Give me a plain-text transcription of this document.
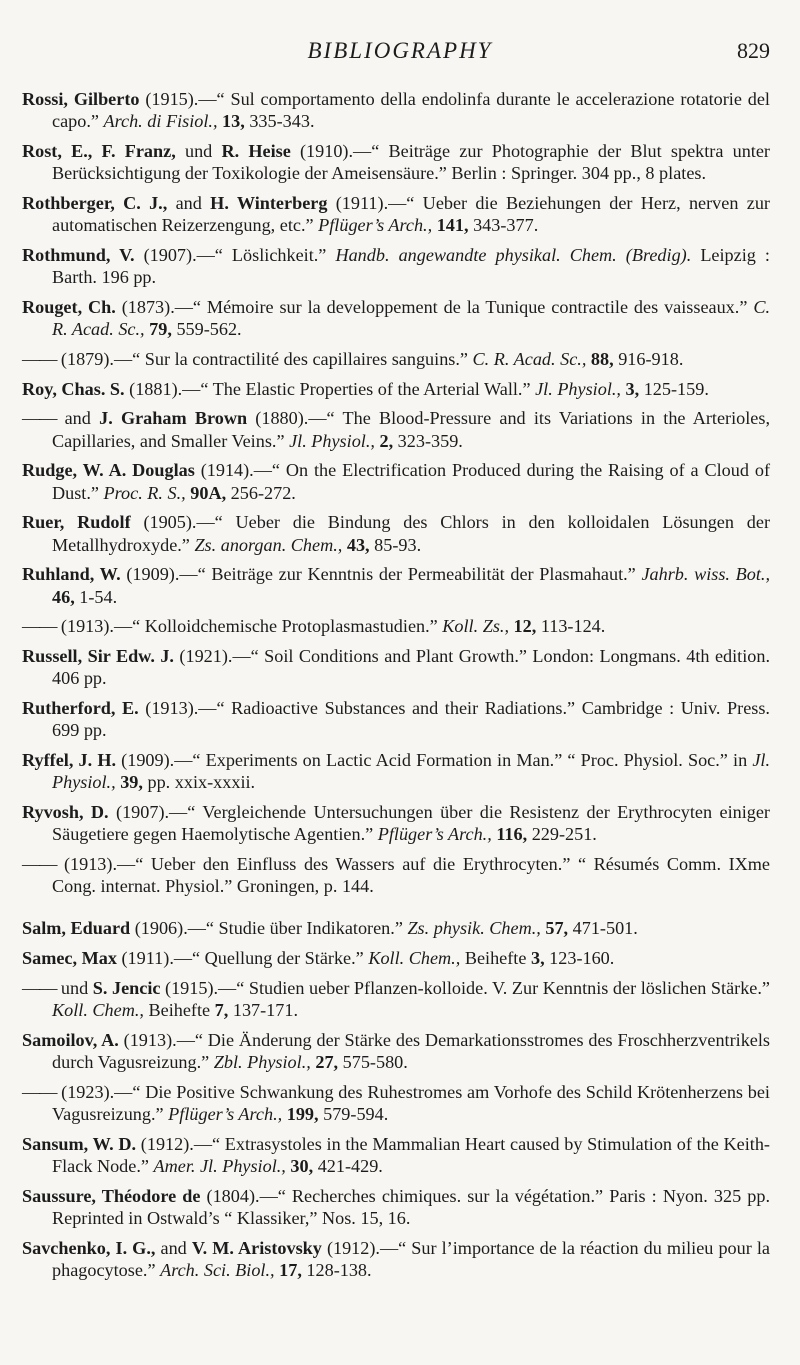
BIBLIOGRAPHY	829

Rossi, Gilberto (1915).—“ Sul comportamento della endolinfa durante le accelerazione rotatorie del capo.” Arch. di Fisiol., 13, 335-343.

Rost, E., F. Franz, und R. Heise (1910).—“ Beiträge zur Photographie der Blut spektra unter Berücksichtigung der Toxikologie der Ameisensäure.” Berlin : Springer. 304 pp., 8 plates.

Rothberger, C. J., and H. Winterberg (1911).—“ Ueber die Beziehungen der Herz, nerven zur automatischen Reizerzengung, etc.” Pflüger’s Arch., 141, 343-377.

Rothmund, V. (1907).—“ Löslichkeit.” Handb. angewandte physikal. Chem. (Bredig). Leipzig : Barth. 196 pp.

Rouget, Ch. (1873).—“ Mémoire sur la developpement de la Tunique contractile des vaisseaux.” C. R. Acad. Sc., 79, 559-562.

—— (1879).—“ Sur la contractilité des capillaires sanguins.” C. R. Acad. Sc., 88, 916-918.

Roy, Chas. S. (1881).—“ The Elastic Properties of the Arterial Wall.” Jl. Physiol., 3, 125-159.

—— and J. Graham Brown (1880).—“ The Blood-Pressure and its Variations in the Arterioles, Capillaries, and Smaller Veins.” Jl. Physiol., 2, 323-359.

Rudge, W. A. Douglas (1914).—“ On the Electrification Produced during the Raising of a Cloud of Dust.” Proc. R. S., 90A, 256-272.

Ruer, Rudolf (1905).—“ Ueber die Bindung des Chlors in den kolloidalen Lösungen der Metallhydroxyde.” Zs. anorgan. Chem., 43, 85-93.

Ruhland, W. (1909).—“ Beiträge zur Kenntnis der Permeabilität der Plasmahaut.” Jahrb. wiss. Bot., 46, 1-54.

—— (1913).—“ Kolloidchemische Protoplasmastudien.” Koll. Zs., 12, 113-124.

Russell, Sir Edw. J. (1921).—“ Soil Conditions and Plant Growth.” London: Longmans. 4th edition. 406 pp.

Rutherford, E. (1913).—“ Radioactive Substances and their Radiations.” Cambridge : Univ. Press. 699 pp.

Ryffel, J. H. (1909).—“ Experiments on Lactic Acid Formation in Man.” “ Proc. Physiol. Soc.” in Jl. Physiol., 39, pp. xxix-xxxii.

Ryvosh, D. (1907).—“ Vergleichende Untersuchungen über die Resistenz der Erythrocyten einiger Säugetiere gegen Haemolytische Agentien.” Pflüger’s Arch., 116, 229-251.

—— (1913).—“ Ueber den Einfluss des Wassers auf die Erythrocyten.” “ Résumés Comm. IXme Cong. internat. Physiol.” Groningen, p. 144.

Salm, Eduard (1906).—“ Studie über Indikatoren.” Zs. physik. Chem., 57, 471-501.

Samec, Max (1911).—“ Quellung der Stärke.” Koll. Chem., Beihefte 3, 123-160.

—— und S. Jencic (1915).—“ Studien ueber Pflanzen-kolloide. V. Zur Kenntnis der löslichen Stärke.” Koll. Chem., Beihefte 7, 137-171.

Samoilov, A. (1913).—“ Die Änderung der Stärke des Demarkationsstromes des Froschherzventrikels durch Vagusreizung.” Zbl. Physiol., 27, 575-580.

—— (1923).—“ Die Positive Schwankung des Ruhestromes am Vorhofe des Schild Krötenherzens bei Vagusreizung.” Pflüger’s Arch., 199, 579-594.

Sansum, W. D. (1912).—“ Extrasystoles in the Mammalian Heart caused by Stimulation of the Keith-Flack Node.” Amer. Jl. Physiol., 30, 421-429.

Saussure, Théodore de (1804).—“ Recherches chimiques. sur la végétation.” Paris : Nyon. 325 pp. Reprinted in Ostwald’s “ Klassiker,” Nos. 15, 16.

Savchenko, I. G., and V. M. Aristovsky (1912).—“ Sur l’importance de la réaction du milieu pour la phagocytose.” Arch. Sci. Biol., 17, 128-138.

• REQUIREMENT: Where a line in the material above holds "über", copy that line.

• RESULT OF THE TASK:
Ryvosh, D. (1907).—“ Vergleichende Untersuchungen über die Resistenz der Erythrocyten einiger Säugetiere gegen Haemolytische Agentien.” Pflüger’s Arch., 116, 229-251.
Salm, Eduard (1906).—“ Studie über Indikatoren.” Zs. physik. Chem., 57, 471-501.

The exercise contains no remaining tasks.